Exercise:
Copy out each line of the material below that holds the string "circle".

Data shown:
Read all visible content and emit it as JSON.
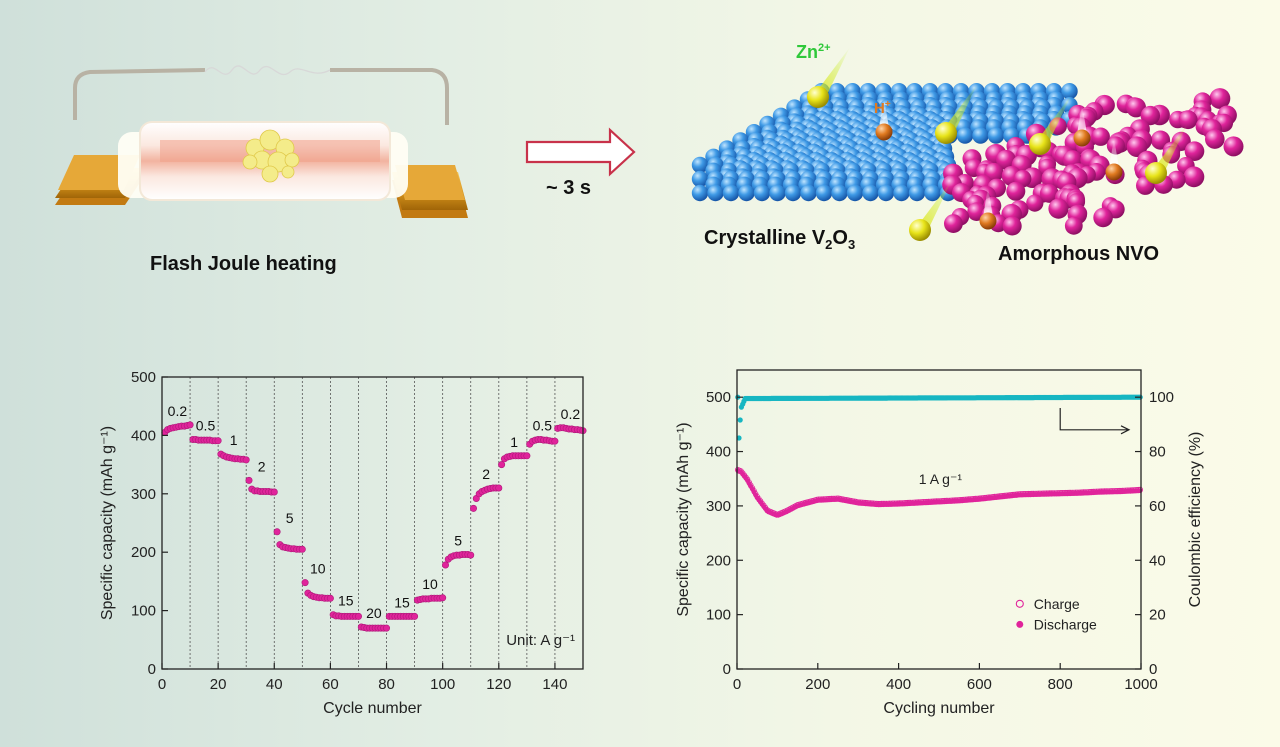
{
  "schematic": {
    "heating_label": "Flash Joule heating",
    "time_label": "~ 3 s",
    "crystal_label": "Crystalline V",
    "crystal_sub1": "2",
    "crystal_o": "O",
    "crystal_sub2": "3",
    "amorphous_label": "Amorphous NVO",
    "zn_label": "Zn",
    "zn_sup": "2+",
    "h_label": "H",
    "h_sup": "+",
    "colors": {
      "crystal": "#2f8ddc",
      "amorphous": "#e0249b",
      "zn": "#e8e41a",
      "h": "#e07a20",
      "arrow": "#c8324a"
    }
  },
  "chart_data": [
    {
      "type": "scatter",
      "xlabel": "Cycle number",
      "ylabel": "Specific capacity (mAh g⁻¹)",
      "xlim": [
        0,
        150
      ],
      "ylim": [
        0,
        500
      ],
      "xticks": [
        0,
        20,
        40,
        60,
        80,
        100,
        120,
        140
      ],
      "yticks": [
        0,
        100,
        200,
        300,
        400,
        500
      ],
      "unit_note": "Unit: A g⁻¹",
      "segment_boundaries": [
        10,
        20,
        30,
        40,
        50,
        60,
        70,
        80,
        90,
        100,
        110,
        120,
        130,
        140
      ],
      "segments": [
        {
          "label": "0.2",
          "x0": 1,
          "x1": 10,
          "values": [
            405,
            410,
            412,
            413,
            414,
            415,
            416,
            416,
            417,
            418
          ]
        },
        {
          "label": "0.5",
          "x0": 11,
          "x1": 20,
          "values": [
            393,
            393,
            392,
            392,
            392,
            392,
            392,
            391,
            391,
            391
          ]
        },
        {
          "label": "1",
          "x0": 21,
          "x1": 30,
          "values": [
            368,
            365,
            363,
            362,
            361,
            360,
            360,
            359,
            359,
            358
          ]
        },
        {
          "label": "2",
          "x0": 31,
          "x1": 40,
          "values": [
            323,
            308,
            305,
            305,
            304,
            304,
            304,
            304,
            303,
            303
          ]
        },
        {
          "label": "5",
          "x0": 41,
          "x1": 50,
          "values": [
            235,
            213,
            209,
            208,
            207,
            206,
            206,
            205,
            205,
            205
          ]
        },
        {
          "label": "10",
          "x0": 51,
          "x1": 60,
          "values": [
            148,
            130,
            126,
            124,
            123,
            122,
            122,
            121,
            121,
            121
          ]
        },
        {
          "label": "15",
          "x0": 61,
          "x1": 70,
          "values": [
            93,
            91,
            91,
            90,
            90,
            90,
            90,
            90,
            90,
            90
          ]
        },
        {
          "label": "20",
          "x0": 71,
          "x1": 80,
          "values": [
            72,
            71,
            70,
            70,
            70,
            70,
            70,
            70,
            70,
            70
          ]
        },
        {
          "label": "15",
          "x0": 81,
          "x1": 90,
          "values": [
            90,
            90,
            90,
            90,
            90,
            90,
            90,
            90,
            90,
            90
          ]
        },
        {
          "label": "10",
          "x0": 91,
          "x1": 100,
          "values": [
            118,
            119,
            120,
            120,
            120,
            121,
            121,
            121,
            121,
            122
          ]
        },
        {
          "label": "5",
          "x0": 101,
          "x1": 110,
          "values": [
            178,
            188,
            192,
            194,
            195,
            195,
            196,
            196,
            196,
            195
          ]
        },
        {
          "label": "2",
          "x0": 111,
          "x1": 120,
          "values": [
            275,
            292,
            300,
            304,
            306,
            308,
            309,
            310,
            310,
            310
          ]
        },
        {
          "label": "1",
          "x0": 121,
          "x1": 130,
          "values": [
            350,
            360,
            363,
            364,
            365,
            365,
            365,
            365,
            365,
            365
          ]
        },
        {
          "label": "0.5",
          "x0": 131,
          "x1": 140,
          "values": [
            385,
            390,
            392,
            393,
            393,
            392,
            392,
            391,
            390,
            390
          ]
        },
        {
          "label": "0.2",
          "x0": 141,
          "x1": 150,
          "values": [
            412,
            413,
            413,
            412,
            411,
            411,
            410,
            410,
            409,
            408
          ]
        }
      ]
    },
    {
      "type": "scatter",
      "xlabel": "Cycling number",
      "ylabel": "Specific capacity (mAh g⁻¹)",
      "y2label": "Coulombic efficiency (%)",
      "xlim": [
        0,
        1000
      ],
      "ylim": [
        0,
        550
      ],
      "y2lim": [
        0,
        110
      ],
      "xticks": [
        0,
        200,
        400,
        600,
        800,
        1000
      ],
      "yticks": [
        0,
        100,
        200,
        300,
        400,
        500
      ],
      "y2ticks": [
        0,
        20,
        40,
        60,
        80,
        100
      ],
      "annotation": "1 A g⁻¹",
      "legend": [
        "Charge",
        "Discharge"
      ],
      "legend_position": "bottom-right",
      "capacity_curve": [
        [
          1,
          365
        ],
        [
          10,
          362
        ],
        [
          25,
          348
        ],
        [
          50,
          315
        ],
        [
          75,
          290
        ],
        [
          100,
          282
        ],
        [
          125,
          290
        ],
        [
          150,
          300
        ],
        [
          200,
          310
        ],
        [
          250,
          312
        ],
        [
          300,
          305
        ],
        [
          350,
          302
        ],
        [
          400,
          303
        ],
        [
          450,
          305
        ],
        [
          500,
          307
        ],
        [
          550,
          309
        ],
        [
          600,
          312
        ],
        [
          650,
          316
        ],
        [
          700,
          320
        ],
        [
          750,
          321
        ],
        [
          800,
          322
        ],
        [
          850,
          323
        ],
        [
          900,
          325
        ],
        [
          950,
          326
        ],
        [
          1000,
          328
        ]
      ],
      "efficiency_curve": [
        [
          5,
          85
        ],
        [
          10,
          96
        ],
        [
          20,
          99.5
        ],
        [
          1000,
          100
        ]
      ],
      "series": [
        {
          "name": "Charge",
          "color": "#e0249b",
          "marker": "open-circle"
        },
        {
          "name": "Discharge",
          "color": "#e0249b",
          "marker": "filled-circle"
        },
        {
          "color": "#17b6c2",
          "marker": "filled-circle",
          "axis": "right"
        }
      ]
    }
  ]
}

Exercise result:
          "marker": "open-circle"
          "marker": "filled-circle"
          "marker": "filled-circle",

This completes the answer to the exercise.